[START OF Listing]

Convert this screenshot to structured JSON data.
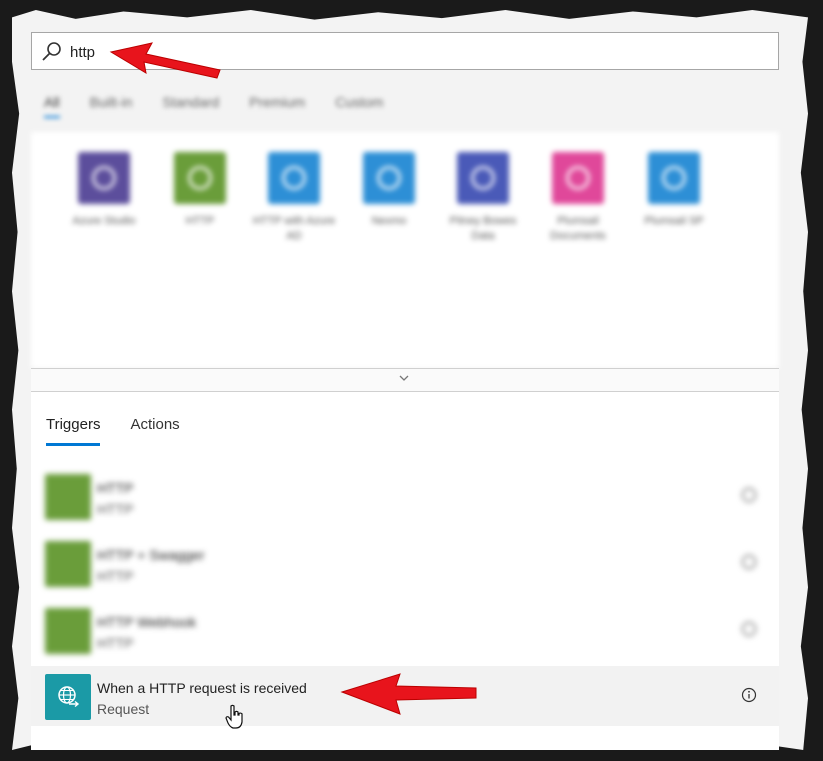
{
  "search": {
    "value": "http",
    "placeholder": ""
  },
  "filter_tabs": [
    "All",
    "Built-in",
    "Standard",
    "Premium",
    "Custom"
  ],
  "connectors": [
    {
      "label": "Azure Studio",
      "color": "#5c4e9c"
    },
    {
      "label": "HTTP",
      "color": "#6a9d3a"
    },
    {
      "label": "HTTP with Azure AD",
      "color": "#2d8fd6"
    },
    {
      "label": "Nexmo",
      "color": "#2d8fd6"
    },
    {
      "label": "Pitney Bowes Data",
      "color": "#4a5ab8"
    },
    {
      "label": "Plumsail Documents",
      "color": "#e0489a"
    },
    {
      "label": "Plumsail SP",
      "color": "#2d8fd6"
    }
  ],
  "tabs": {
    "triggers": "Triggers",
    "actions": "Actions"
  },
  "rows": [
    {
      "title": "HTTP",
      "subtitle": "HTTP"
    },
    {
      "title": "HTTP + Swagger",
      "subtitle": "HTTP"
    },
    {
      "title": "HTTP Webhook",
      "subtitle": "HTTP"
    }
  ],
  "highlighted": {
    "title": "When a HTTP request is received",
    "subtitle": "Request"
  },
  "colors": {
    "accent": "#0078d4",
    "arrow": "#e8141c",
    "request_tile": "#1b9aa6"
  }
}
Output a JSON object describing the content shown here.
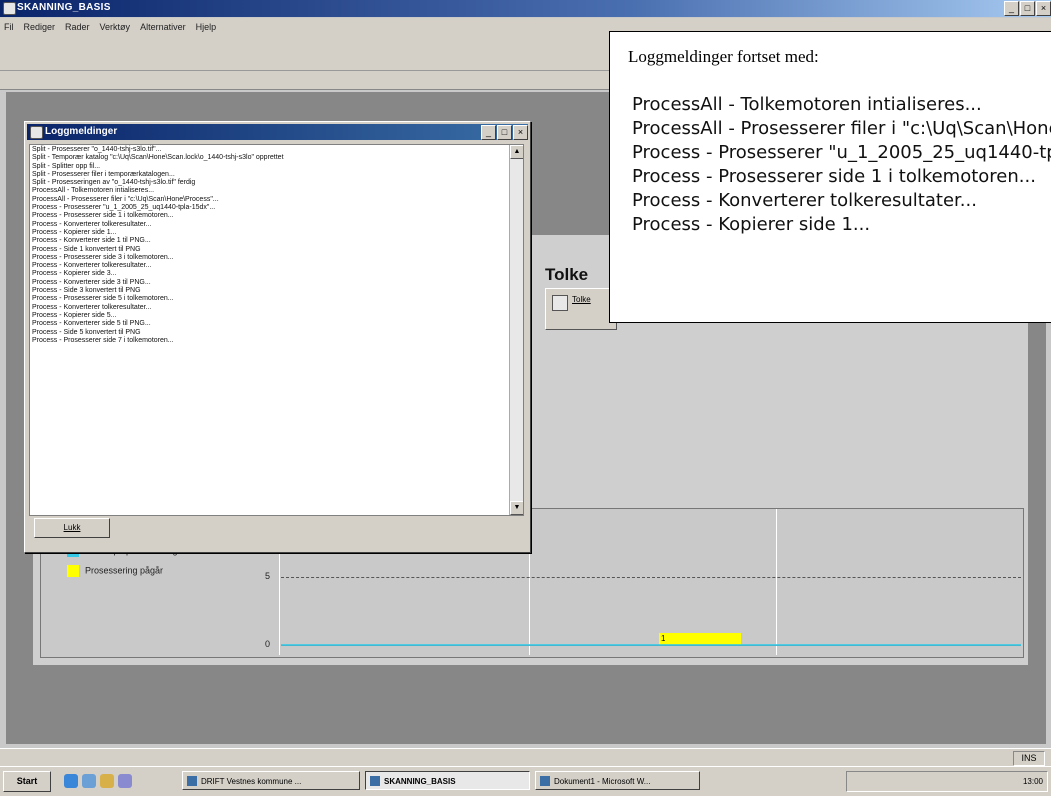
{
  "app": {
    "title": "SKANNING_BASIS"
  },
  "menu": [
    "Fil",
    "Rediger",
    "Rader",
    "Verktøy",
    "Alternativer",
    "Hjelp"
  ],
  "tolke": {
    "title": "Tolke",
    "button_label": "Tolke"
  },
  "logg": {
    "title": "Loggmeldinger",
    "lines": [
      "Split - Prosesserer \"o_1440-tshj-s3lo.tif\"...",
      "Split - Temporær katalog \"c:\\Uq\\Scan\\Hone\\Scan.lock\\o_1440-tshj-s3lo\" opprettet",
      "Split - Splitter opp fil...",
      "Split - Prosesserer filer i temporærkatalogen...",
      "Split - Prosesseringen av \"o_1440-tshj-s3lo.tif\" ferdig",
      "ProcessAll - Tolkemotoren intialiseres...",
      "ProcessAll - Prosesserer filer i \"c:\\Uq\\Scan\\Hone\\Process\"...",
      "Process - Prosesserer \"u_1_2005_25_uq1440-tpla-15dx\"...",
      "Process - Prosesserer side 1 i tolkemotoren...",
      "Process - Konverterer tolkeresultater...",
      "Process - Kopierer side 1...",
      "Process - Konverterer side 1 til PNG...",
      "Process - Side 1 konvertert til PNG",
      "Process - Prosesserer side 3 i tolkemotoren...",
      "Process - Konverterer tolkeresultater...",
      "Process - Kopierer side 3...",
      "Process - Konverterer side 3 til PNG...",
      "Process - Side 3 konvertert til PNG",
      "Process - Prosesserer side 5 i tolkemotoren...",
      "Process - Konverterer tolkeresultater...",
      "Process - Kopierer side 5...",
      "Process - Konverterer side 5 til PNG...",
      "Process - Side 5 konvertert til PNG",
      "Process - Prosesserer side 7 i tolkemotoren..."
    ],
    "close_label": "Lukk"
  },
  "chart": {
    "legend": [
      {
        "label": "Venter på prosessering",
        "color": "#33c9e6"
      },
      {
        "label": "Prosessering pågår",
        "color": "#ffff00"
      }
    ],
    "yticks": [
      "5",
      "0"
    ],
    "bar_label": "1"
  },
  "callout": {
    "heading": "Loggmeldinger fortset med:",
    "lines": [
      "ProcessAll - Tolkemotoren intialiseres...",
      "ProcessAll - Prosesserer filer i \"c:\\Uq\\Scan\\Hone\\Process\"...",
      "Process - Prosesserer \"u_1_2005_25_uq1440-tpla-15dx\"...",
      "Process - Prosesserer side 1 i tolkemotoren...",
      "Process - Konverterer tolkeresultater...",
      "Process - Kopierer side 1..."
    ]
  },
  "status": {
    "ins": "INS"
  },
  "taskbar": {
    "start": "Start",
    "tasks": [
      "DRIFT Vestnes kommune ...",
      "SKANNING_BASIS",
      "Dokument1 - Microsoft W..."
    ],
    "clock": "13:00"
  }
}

[END OF Listing]

None of the pictures should appear; repeat the records exactly otherwise.

Convert this screenshot to structured JSON data.
{
  "search": {
    "value": "http",
    "placeholder": ""
  },
  "filter_tabs": [
    "All",
    "Built-in",
    "Standard",
    "Premium",
    "Custom"
  ],
  "connectors": [
    {
      "label": "Azure Studio",
      "color": "#5c4e9c"
    },
    {
      "label": "HTTP",
      "color": "#6a9d3a"
    },
    {
      "label": "HTTP with Azure AD",
      "color": "#2d8fd6"
    },
    {
      "label": "Nexmo",
      "color": "#2d8fd6"
    },
    {
      "label": "Pitney Bowes Data",
      "color": "#4a5ab8"
    },
    {
      "label": "Plumsail Documents",
      "color": "#e0489a"
    },
    {
      "label": "Plumsail SP",
      "color": "#2d8fd6"
    }
  ],
  "tabs": {
    "triggers": "Triggers",
    "actions": "Actions"
  },
  "rows": [
    {
      "title": "HTTP",
      "subtitle": "HTTP"
    },
    {
      "title": "HTTP + Swagger",
      "subtitle": "HTTP"
    },
    {
      "title": "HTTP Webhook",
      "subtitle": "HTTP"
    }
  ],
  "highlighted": {
    "title": "When a HTTP request is received",
    "subtitle": "Request"
  },
  "colors": {
    "accent": "#0078d4",
    "arrow": "#e8141c",
    "request_tile": "#1b9aa6"
  }
}
Output a JSON object describing the content shown here.
{
  "app": {
    "title": "SKANNING_BASIS"
  },
  "menu": [
    "Fil",
    "Rediger",
    "Rader",
    "Verktøy",
    "Alternativer",
    "Hjelp"
  ],
  "tolke": {
    "title": "Tolke",
    "button_label": "Tolke"
  },
  "logg": {
    "title": "Loggmeldinger",
    "lines": [
      "Split - Prosesserer \"o_1440-tshj-s3lo.tif\"...",
      "Split - Temporær katalog \"c:\\Uq\\Scan\\Hone\\Scan.lock\\o_1440-tshj-s3lo\" opprettet",
      "Split - Splitter opp fil...",
      "Split - Prosesserer filer i temporærkatalogen...",
      "Split - Prosesseringen av \"o_1440-tshj-s3lo.tif\" ferdig",
      "ProcessAll - Tolkemotoren intialiseres...",
      "ProcessAll - Prosesserer filer i \"c:\\Uq\\Scan\\Hone\\Process\"...",
      "Process - Prosesserer \"u_1_2005_25_uq1440-tpla-15dx\"...",
      "Process - Prosesserer side 1 i tolkemotoren...",
      "Process - Konverterer tolkeresultater...",
      "Process - Kopierer side 1...",
      "Process - Konverterer side 1 til PNG...",
      "Process - Side 1 konvertert til PNG",
      "Process - Prosesserer side 3 i tolkemotoren...",
      "Process - Konverterer tolkeresultater...",
      "Process - Kopierer side 3...",
      "Process - Konverterer side 3 til PNG...",
      "Process - Side 3 konvertert til PNG",
      "Process - Prosesserer side 5 i tolkemotoren...",
      "Process - Konverterer tolkeresultater...",
      "Process - Kopierer side 5...",
      "Process - Konverterer side 5 til PNG...",
      "Process - Side 5 konvertert til PNG",
      "Process - Prosesserer side 7 i tolkemotoren..."
    ],
    "close_label": "Lukk"
  },
  "chart": {
    "legend": [
      {
        "label": "Venter på prosessering",
        "color": "#33c9e6"
      },
      {
        "label": "Prosessering pågår",
        "color": "#ffff00"
      }
    ],
    "yticks": [
      "5",
      "0"
    ],
    "bar_label": "1"
  },
  "callout": {
    "heading": "Loggmeldinger fortset med:",
    "lines": [
      "ProcessAll - Tolkemotoren intialiseres...",
      "ProcessAll - Prosesserer filer i \"c:\\Uq\\Scan\\Hone\\Process\"...",
      "Process - Prosesserer \"u_1_2005_25_uq1440-tpla-15dx\"...",
      "Process - Prosesserer side 1 i tolkemotoren...",
      "Process - Konverterer tolkeresultater...",
      "Process - Kopierer side 1..."
    ]
  },
  "status": {
    "ins": "INS"
  },
  "taskbar": {
    "start": "Start",
    "tasks": [
      "DRIFT Vestnes kommune ...",
      "SKANNING_BASIS",
      "Dokument1 - Microsoft W..."
    ],
    "clock": "13:00"
  }
}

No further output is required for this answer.